## WORK INSTRUCTIONS:
Collect every line below that contains the word "mundo".

## AVAILABLE RECORDS:

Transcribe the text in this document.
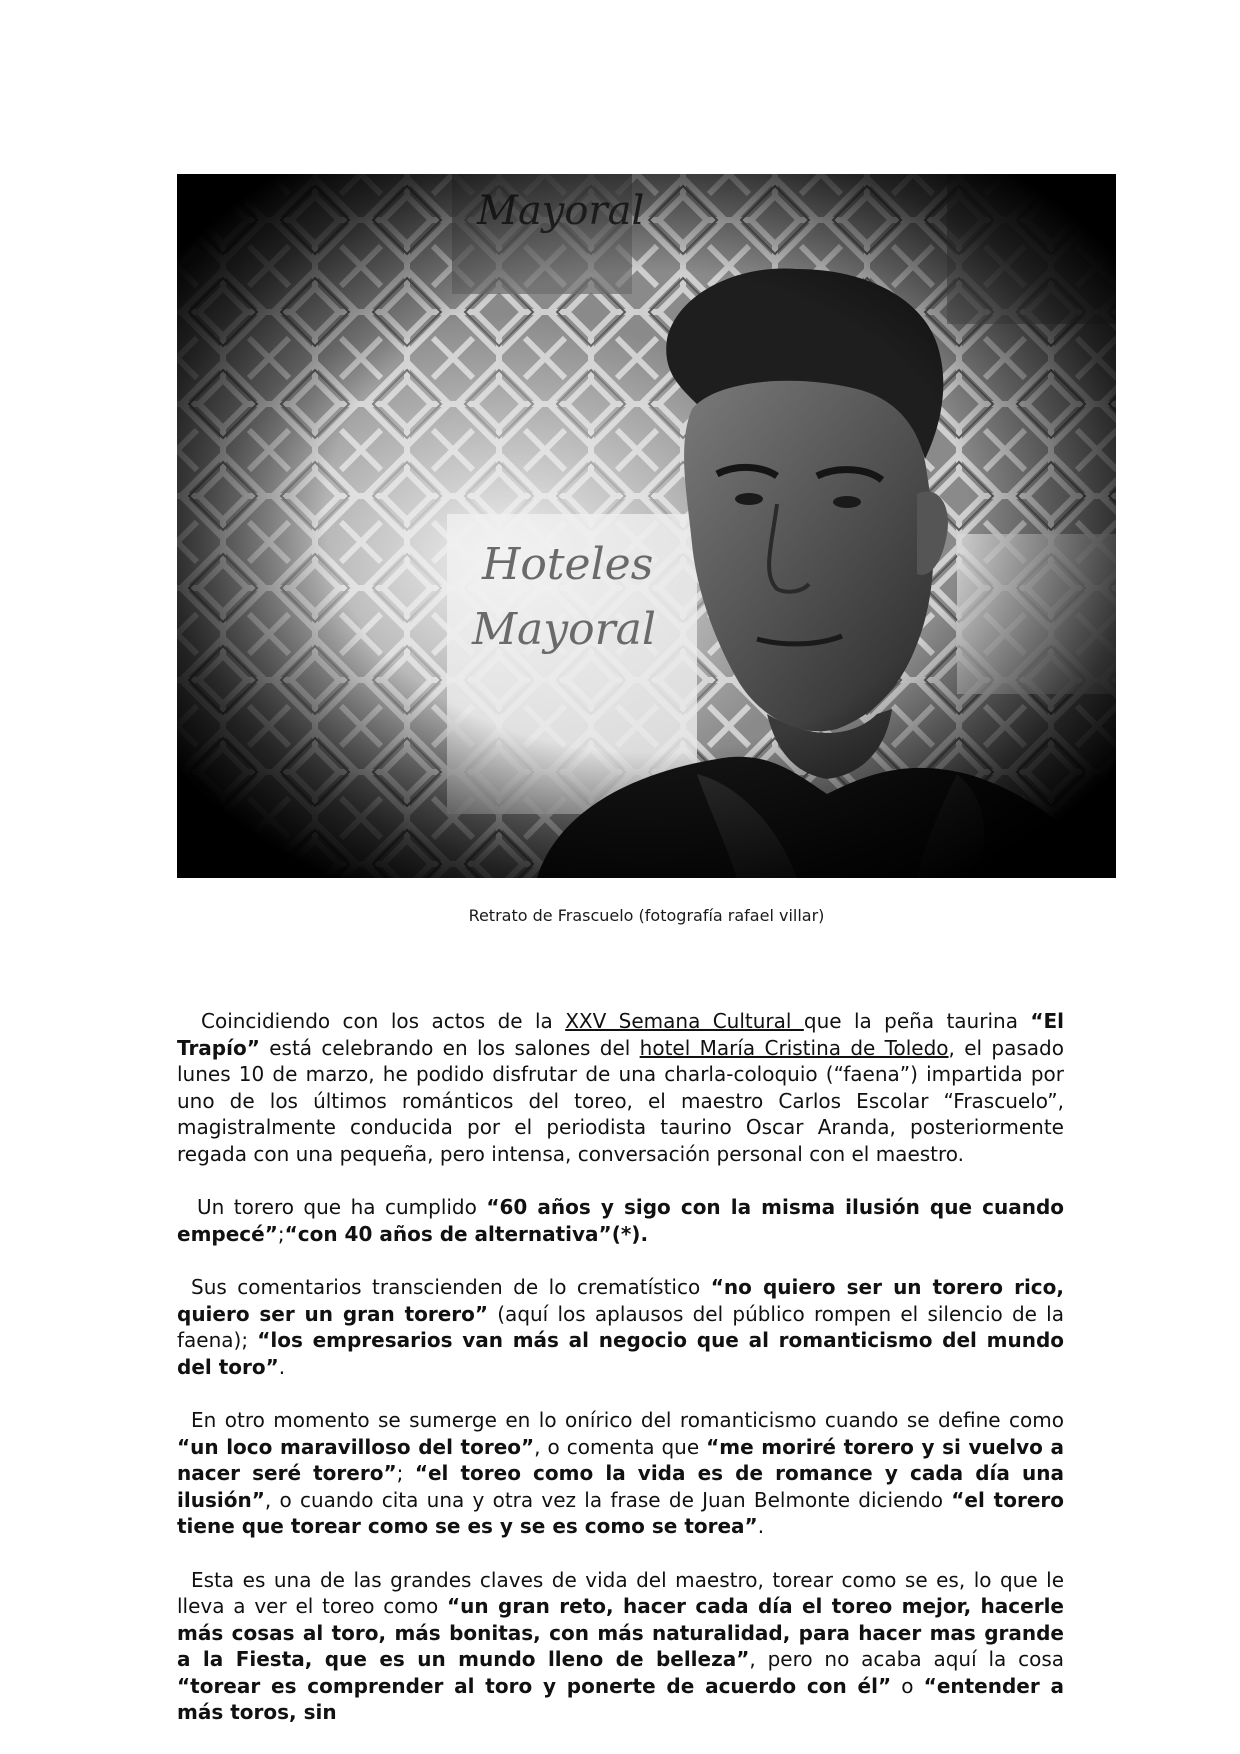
Retrato de Frascuelo (fotografía rafael villar)

Coincidiendo con los actos de la XXV Semana Cultural que la peña taurina “El Trapío” está celebrando en los salones del hotel María Cristina de Toledo, el pasado lunes 10 de marzo, he podido disfrutar de una charla-coloquio (“faena”) impartida por uno de los últimos románticos del toreo, el maestro Carlos Escolar “Frascuelo”, magistralmente conducida por el periodista taurino Oscar Aranda, posteriormente regada con una pequeña, pero intensa, conversación personal con el maestro.

Un torero que ha cumplido “60 años y sigo con la misma ilusión que cuando empecé”;“con 40 años de alternativa”(*).

Sus comentarios transcienden de lo crematístico “no quiero ser un torero rico, quiero ser un gran torero” (aquí los aplausos del público rompen el silencio de la faena); “los empresarios van más al negocio que al romanticismo del mundo del toro”.

En otro momento se sumerge en lo onírico del romanticismo cuando se define como “un loco maravilloso del toreo”, o comenta que “me moriré torero y si vuelvo a nacer seré torero”; “el toreo como la vida es de romance y cada día una ilusión”, o cuando cita una y otra vez la frase de Juan Belmonte diciendo “el torero tiene que torear como se es y se es como se torea”.

Esta es una de las grandes claves de vida del maestro, torear como se es, lo que le lleva a ver el toreo como “un gran reto, hacer cada día el toreo mejor, hacerle más cosas al toro, más bonitas, con más naturalidad, para hacer mas grande a la Fiesta, que es un mundo lleno de belleza”, pero no acaba aquí la cosa “torear es comprender al toro y ponerte de acuerdo con él” o “entender a más toros, sin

## FULL ANSWER:
Sus comentarios transcienden de lo crematístico “no quiero ser un torero rico, quiero ser un gran torero” (aquí los aplausos del público rompen el silencio de la faena); “los empresarios van más al negocio que al romanticismo del mundo del toro”.
Esta es una de las grandes claves de vida del maestro, torear como se es, lo que le lleva a ver el toreo como “un gran reto, hacer cada día el toreo mejor, hacerle más cosas al toro, más bonitas, con más naturalidad, para hacer mas grande a la Fiesta, que es un mundo lleno de belleza”, pero no acaba aquí la cosa “torear es comprender al toro y ponerte de acuerdo con él” o “entender a más toros, sin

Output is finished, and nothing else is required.